WORKING DATA →
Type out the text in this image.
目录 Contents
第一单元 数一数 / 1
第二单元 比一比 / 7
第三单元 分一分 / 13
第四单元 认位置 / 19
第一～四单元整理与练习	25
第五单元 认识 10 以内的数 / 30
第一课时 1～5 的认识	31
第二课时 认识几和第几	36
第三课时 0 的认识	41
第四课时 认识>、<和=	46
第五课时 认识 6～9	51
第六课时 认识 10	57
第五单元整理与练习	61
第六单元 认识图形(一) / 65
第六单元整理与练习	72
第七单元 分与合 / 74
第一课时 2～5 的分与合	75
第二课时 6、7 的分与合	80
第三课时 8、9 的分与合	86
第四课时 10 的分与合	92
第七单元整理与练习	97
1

WHAT THE TASK ASKS →
Write down every line of the data exactly as it appears above.

TASK RESULT →
Type out the text in this image.
目录 Contents
第一单元 数一数 / 1
第二单元 比一比 / 7
第三单元 分一分 / 13
第四单元 认位置 / 19
第一～四单元整理与练习	25
第五单元 认识 10 以内的数 / 30
第一课时 1～5 的认识	31
第二课时 认识几和第几	36
第三课时 0 的认识	41
第四课时 认识>、<和=	46
第五课时 认识 6～9	51
第六课时 认识 10	57
第五单元整理与练习	61
第六单元 认识图形(一) / 65
第六单元整理与练习	72
第七单元 分与合 / 74
第一课时 2～5 的分与合	75
第二课时 6、7 的分与合	80
第三课时 8、9 的分与合	86
第四课时 10 的分与合	92
第七单元整理与练习	97
1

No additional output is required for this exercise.